ASSIGNMENT: Scan the data below and state how many of its lines contain the word "Child", giving only the figure.

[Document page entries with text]
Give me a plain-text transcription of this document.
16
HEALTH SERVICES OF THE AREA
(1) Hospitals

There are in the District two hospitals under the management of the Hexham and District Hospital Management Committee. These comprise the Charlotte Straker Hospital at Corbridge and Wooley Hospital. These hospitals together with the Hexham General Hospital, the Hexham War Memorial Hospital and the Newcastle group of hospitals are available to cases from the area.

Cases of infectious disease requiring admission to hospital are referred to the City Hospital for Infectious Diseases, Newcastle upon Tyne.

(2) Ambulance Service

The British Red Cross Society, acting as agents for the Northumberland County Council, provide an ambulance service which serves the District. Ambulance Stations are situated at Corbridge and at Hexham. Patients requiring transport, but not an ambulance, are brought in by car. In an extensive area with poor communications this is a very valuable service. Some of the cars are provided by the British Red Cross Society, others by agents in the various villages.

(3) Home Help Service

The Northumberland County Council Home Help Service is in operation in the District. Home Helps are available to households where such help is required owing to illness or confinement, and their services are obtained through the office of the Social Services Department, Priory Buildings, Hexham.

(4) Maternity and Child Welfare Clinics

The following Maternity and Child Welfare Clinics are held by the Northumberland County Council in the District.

RESULT OF THE TASK: 2